== Data for processing ==

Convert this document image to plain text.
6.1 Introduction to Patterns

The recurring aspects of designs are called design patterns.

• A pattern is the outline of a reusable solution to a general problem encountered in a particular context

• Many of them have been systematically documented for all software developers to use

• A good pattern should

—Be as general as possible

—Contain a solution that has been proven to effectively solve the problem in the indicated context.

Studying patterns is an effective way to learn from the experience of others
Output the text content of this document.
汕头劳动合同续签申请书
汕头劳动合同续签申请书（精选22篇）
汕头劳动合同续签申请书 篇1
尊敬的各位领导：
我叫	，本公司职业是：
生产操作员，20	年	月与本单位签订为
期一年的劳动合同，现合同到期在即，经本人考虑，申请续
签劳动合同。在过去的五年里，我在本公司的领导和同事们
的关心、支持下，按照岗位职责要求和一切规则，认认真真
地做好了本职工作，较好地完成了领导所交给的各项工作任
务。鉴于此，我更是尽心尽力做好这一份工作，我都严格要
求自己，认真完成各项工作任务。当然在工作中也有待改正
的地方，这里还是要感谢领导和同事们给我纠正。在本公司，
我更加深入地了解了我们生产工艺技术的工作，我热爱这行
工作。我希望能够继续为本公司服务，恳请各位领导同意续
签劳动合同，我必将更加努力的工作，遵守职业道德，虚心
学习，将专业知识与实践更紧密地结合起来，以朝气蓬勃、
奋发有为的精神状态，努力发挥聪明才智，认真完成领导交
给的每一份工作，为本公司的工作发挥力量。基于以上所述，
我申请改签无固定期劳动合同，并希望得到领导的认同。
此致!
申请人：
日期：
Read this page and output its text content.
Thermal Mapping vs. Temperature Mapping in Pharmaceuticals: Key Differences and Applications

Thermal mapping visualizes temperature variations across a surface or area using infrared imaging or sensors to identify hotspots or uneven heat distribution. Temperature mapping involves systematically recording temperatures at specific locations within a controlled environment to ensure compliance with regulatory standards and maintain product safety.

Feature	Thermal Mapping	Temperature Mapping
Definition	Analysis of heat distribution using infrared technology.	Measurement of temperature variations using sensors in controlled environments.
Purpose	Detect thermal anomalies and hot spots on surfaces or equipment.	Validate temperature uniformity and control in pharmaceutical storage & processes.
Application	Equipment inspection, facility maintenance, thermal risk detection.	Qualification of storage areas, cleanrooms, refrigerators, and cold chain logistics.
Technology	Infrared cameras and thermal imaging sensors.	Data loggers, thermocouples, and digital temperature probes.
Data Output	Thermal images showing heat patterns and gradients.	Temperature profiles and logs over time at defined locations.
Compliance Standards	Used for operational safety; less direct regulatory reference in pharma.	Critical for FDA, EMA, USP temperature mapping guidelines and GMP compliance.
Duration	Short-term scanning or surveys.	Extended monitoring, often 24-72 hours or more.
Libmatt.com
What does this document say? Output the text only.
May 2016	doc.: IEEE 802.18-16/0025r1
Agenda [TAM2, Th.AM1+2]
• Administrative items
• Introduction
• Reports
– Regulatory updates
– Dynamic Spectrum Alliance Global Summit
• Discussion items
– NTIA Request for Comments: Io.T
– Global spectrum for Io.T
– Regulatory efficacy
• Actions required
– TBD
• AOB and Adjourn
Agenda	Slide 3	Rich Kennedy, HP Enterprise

===

Directions for this task >> List each line in the listing that contains the string "storage".

Written answer >>
Purpose	Detect thermal anomalies and hot spots on surfaces or equipment.	Validate temperature uniformity and control in pharmaceutical storage & processes.
Application	Equipment inspection, facility maintenance, thermal risk detection.	Qualification of storage areas, cleanrooms, refrigerators, and cold chain logistics.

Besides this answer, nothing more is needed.